Aim: Convert the lines below, from the very first one through the line containing "contour-region [535, 795, 589, 971]" (both included), into a numbered list, skipping any blank lines.

_ _ _ _

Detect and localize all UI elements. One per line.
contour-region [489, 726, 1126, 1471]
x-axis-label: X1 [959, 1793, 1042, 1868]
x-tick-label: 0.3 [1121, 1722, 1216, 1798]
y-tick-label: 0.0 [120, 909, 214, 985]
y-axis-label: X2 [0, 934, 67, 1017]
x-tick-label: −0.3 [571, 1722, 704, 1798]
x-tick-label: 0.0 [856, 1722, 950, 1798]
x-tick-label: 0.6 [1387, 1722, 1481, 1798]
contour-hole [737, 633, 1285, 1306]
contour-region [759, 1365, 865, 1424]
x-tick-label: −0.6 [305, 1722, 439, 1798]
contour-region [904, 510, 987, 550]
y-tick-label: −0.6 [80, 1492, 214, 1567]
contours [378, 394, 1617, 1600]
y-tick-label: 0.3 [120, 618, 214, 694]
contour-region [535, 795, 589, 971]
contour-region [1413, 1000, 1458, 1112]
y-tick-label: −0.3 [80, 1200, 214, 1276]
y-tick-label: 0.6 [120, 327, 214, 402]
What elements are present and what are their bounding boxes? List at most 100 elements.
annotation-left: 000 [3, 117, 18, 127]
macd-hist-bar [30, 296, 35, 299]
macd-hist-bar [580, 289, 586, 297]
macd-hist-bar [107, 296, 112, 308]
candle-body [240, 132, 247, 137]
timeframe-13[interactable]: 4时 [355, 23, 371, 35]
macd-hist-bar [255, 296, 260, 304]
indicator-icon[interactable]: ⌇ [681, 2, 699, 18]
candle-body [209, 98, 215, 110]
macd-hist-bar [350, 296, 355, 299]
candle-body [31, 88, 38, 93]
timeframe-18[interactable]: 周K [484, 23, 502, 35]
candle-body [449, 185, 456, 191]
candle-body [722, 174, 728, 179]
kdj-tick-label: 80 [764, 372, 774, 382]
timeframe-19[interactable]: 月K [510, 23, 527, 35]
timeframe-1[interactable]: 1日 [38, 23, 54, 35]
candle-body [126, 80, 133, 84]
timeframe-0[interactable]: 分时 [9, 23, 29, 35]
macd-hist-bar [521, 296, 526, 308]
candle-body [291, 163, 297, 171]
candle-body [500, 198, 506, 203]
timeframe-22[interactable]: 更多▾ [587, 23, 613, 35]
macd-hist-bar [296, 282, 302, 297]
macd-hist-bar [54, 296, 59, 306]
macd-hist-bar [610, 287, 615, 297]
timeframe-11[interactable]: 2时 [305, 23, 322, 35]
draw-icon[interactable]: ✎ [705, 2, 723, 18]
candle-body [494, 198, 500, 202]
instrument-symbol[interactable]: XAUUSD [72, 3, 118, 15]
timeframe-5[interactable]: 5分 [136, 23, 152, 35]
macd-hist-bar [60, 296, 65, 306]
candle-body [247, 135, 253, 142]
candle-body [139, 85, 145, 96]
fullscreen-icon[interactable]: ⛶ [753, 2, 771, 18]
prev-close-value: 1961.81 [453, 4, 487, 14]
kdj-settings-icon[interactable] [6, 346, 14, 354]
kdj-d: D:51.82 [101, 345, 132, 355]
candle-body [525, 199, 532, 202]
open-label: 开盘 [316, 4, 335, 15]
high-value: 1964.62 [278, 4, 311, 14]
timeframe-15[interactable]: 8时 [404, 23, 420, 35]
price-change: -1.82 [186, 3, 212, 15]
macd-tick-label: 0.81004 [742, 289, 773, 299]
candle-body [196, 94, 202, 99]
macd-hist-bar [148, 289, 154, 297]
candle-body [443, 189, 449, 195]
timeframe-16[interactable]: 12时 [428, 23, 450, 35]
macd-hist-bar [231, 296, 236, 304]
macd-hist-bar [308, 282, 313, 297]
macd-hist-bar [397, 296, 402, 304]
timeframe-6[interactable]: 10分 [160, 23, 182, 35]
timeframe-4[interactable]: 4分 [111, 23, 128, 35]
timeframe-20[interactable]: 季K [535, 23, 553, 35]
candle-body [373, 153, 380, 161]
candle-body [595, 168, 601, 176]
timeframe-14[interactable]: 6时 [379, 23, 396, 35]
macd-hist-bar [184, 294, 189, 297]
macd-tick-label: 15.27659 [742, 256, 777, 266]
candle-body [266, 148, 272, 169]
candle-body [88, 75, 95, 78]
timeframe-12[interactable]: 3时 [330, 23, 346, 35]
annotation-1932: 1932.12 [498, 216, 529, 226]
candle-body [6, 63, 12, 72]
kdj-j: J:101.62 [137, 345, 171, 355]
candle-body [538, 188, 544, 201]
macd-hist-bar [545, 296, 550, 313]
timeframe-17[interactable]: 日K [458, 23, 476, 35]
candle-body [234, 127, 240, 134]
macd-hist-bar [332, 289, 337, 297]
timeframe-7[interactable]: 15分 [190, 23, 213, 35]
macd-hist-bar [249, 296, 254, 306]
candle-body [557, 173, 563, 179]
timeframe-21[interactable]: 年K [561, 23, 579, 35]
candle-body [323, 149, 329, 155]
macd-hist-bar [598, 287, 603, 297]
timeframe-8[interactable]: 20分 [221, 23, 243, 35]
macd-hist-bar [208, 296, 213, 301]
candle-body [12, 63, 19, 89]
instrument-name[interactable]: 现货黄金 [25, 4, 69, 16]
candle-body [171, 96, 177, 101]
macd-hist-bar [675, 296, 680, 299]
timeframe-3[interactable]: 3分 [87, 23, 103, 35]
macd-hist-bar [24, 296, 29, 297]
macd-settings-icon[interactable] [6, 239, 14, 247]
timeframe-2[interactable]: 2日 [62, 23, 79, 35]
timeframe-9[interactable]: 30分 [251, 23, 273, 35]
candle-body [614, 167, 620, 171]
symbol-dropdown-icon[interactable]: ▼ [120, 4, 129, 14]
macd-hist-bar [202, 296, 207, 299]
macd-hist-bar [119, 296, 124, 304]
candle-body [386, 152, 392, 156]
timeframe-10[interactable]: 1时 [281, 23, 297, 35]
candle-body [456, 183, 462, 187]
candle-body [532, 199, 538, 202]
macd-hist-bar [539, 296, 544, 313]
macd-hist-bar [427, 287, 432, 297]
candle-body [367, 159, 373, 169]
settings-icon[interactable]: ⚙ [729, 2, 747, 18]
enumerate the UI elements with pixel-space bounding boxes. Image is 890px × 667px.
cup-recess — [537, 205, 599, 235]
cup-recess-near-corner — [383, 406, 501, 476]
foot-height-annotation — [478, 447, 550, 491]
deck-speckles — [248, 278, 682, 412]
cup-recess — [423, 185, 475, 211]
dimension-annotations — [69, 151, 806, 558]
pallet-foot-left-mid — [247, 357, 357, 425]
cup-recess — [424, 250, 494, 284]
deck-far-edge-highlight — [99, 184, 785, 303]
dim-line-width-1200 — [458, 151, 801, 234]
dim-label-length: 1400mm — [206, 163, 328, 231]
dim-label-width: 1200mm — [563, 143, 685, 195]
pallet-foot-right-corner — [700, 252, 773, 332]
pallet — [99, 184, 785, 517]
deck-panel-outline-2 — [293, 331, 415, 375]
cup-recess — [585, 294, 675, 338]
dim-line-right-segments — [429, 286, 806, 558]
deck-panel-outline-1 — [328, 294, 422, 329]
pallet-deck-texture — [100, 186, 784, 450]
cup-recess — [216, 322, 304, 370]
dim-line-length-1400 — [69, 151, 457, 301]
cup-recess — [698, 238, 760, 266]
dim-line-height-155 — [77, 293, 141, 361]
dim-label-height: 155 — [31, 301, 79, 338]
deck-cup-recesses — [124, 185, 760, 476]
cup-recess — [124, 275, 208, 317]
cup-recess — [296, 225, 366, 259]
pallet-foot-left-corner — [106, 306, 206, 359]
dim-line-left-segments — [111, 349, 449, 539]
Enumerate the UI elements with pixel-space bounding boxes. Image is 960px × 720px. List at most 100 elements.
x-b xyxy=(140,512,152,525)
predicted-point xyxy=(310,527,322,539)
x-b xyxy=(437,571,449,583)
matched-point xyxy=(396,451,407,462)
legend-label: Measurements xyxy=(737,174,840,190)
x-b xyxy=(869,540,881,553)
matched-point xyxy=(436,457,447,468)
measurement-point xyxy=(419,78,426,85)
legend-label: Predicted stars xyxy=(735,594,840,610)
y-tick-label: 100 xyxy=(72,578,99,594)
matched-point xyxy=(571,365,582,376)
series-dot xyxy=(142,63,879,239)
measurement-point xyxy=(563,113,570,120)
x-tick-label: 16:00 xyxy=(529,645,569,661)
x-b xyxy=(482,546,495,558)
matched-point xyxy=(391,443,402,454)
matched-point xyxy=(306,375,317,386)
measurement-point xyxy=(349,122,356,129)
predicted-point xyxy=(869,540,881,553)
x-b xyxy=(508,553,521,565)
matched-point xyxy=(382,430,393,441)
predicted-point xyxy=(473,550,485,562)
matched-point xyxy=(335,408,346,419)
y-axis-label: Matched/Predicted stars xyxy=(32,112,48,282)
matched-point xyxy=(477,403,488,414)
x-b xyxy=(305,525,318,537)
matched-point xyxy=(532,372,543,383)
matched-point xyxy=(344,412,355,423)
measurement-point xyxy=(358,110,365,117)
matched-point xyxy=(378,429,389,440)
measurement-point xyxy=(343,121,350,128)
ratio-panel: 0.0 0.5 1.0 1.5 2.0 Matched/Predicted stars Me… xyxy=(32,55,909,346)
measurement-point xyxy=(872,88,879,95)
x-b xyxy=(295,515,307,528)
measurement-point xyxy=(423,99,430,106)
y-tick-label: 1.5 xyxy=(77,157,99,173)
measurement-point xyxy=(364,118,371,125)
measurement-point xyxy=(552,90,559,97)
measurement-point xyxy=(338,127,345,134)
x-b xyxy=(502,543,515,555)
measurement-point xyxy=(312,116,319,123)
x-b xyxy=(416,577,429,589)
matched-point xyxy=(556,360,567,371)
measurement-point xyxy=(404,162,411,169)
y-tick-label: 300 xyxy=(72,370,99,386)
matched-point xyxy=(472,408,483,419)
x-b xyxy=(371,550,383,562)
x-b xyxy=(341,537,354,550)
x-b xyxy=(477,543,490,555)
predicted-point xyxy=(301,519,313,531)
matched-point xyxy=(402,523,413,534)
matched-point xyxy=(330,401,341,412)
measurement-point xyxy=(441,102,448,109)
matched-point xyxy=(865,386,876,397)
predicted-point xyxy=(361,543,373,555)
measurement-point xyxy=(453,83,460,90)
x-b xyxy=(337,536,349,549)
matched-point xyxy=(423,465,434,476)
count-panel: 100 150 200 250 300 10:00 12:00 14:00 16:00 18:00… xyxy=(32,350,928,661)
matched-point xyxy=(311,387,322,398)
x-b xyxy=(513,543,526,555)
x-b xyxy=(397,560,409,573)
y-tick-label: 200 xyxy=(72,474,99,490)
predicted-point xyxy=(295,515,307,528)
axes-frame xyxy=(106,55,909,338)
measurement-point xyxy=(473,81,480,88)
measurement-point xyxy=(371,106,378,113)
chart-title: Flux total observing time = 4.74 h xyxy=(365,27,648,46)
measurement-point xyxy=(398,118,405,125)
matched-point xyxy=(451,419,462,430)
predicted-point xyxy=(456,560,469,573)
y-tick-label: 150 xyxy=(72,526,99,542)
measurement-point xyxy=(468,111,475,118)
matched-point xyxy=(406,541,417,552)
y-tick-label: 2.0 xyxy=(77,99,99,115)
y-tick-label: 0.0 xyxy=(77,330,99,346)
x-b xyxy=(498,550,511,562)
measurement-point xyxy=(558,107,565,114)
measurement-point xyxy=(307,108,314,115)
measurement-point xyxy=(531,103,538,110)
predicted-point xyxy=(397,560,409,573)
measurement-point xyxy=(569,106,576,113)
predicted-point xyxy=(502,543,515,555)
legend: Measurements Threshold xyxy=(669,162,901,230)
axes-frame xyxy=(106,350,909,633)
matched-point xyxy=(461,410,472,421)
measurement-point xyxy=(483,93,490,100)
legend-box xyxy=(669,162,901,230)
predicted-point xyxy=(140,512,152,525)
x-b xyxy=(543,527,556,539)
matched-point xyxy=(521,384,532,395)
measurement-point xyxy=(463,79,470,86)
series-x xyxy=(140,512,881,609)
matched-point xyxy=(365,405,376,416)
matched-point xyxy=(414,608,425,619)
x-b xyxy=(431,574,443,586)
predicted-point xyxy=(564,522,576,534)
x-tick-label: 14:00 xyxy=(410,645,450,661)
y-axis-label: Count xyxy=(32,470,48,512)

_ _ _ _

Completed task:
1. Detect and localize all UI elements. One per line.
2. contour-region [489, 726, 1126, 1471]
3. x-axis-label: X1 [959, 1793, 1042, 1868]
4. x-tick-label: 0.3 [1121, 1722, 1216, 1798]
5. y-tick-label: 0.0 [120, 909, 214, 985]
6. y-axis-label: X2 [0, 934, 67, 1017]
7. x-tick-label: −0.3 [571, 1722, 704, 1798]
8. x-tick-label: 0.0 [856, 1722, 950, 1798]
9. x-tick-label: 0.6 [1387, 1722, 1481, 1798]
10. contour-hole [737, 633, 1285, 1306]
11. contour-region [759, 1365, 865, 1424]
12. x-tick-label: −0.6 [305, 1722, 439, 1798]
13. contour-region [904, 510, 987, 550]
14. y-tick-label: −0.6 [80, 1492, 214, 1567]
15. contours [378, 394, 1617, 1600]
16. y-tick-label: 0.3 [120, 618, 214, 694]
17. contour-region [535, 795, 589, 971]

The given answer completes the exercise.